Afganistan to bardzo biedny kraj, w którym od wieków mieszka wiele plemion, zebranych w klany, które to biją się o władzę. Kraj przesiąknięty wojnami domowymi i zewnętrznymi okupacjami, w którym miesza się wiele narodowości, religii, interesów i układów. W którym dwie trzecie mężczyzn i jedna trzecia kobiet posiadła umiejętność pisania i czytania, zaś ludzie z wyższymi studiami stanowią niewielki procent. I właśnie to wykształcenie jest dla kobiet szansą na poprawienie swojego losu, ale oczywiście oprócz przeciwności systemowych bardzo często pierwszą barierą w zdobyciu jakiejkolwiek edukacji jest rodzina, która nie chce, nie może i nie ma potrzeby spojrzeć na swoją córkę, wnuczkę jak na zdolne dziecko tylko na przypisaną rolę do wykonania w rodzinie, społeczeństwie.
Autorka opisała lata, w których kobiety miały prawa obywatelskie pełne lub częściowe, m.in. do wykształcenia: 1919-1929, 1979-1989 i 2001-2021. Jedna z bohaterek opowiedziała, że inwazja radziecka wbrew całemu złu przyniosła im także możliwość i swobodę kształcenia się, a przejęcie "opieki" nad Afganistanem przez USA pozwoliło im rozwinąć skrzydła w wielu obszarach, tym bardziej zajęcie Kabulu przez talibów i przejęcie przez nich władzy jest tak bolesne, upokarzające i odbierające chęć do życia.

> DOSTARCZONE DANE
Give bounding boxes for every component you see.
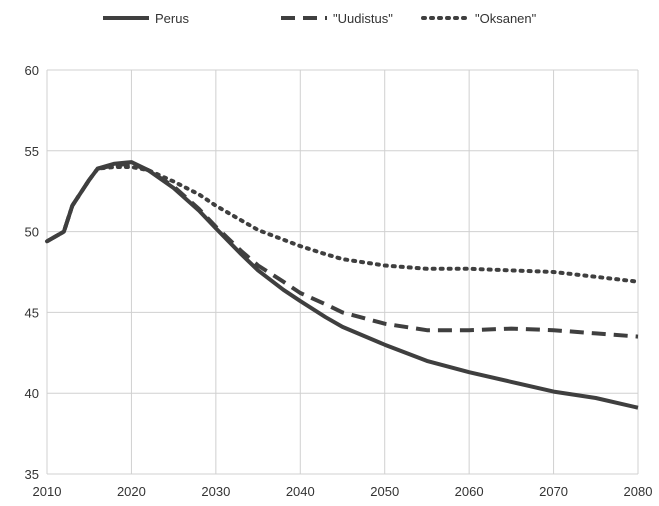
y-tick-label-40: 40 bbox=[25, 386, 39, 401]
y-tick-label-35: 35 bbox=[25, 467, 39, 482]
x-axis-tick-labels: 2010 2020 2030 2040 2050 2060 2070 2080 bbox=[33, 484, 653, 499]
y-axis-tick-labels: 35 40 45 50 55 60 bbox=[25, 63, 39, 482]
x-tick-label-2080: 2080 bbox=[624, 484, 653, 499]
y-tick-label-45: 45 bbox=[25, 305, 39, 320]
x-tick-label-2060: 2060 bbox=[455, 484, 484, 499]
x-tick-label-2020: 2020 bbox=[117, 484, 146, 499]
y-tick-label-55: 55 bbox=[25, 144, 39, 159]
legend-label-0: Perus bbox=[155, 11, 189, 26]
legend: Perus "Uudistus" "Oksanen" bbox=[103, 11, 537, 26]
x-tick-label-2050: 2050 bbox=[370, 484, 399, 499]
y-tick-label-60: 60 bbox=[25, 63, 39, 78]
x-tick-label-2070: 2070 bbox=[539, 484, 568, 499]
gridlines bbox=[46, 69, 639, 475]
x-tick-label-2010: 2010 bbox=[33, 484, 62, 499]
series-line-1 bbox=[46, 161, 639, 339]
legend-label-1: "Uudistus" bbox=[333, 11, 393, 26]
y-tick-label-50: 50 bbox=[25, 225, 39, 240]
legend-label-2: "Oksanen" bbox=[475, 11, 537, 26]
series-lines bbox=[45, 160, 640, 410]
x-tick-label-2040: 2040 bbox=[286, 484, 315, 499]
series-line-0 bbox=[46, 160, 639, 410]
series-line-2 bbox=[45, 165, 640, 284]
x-tick-label-2030: 2030 bbox=[201, 484, 230, 499]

> ZADANIA PISEMNE
a) Jaka część kobiet w Afganistanie umie pisać i czytać według tekstu o Afganistanie?
b) Zaktualizuj fragment tekstu o Afganistanie między słowami "Autorka opisała lata, w" a "chęć do życia." włącznie, zamieniając "Kabulu" na "stolicy".
c) Dopisz dalszy ciąg tekstu o Afganistanie, zaczynając po jego ostatnim zdaniu.

> ODPOWIEDZI DO ZADAŃ
a) Jedna trzecia kobiet.

b)
Autorka opisała lata, w których kobiety miały prawa obywatelskie pełne lub częściowe, m.in. do wykształcenia: 1919-1929, 1979-1989 i 2001-2021. Jedna z bohaterek opowiedziała, że inwazja radziecka wbrew całemu złu przyniosła im także możliwość i swobodę kształcenia się, a przejęcie "opieki" nad Afganistanem przez USA pozwoliło im rozwinąć skrzydła w wielu obszarach, tym bardziej zajęcie stolicy przez talibów i przejęcie przez nich władzy jest tak bolesne, upokarzające i odbierające chęć do życia.

c)
Te opowieści zebrane przez autorkę są wyjątkowo obrazowe, emocjonalne i ważne. Autorka przedstawiła czytelnikom historie kilku kobiet, polityczek, artystki, działaczek organizacji pozarządowych, walczących o prawa kobiet a przede wszystkim o prawo do siebie, do swojego ciała i mózgu. To obraz kobiet, które przeciwstawiały się męskiemu dyktatowi, przyporządkowaniu ich do bardzo ograniczonych funkcji. To opowieści o doznawaniu krzywdy, ataków przemocy fizycznej i psychologicznej, upodleniu i zabójstw, które są na porządku dziennym. Kobiety, które zdobyły m.in. stanowiska w organach powołanych do dbania o prawa kobiet miały pełne ręce roboty w tym zaniedbanym kraju szczególnie w sferze dla kobiet: dostęp do opieki medycznej, edukacji, miejsc opieki dla bitych i krzywdzonych.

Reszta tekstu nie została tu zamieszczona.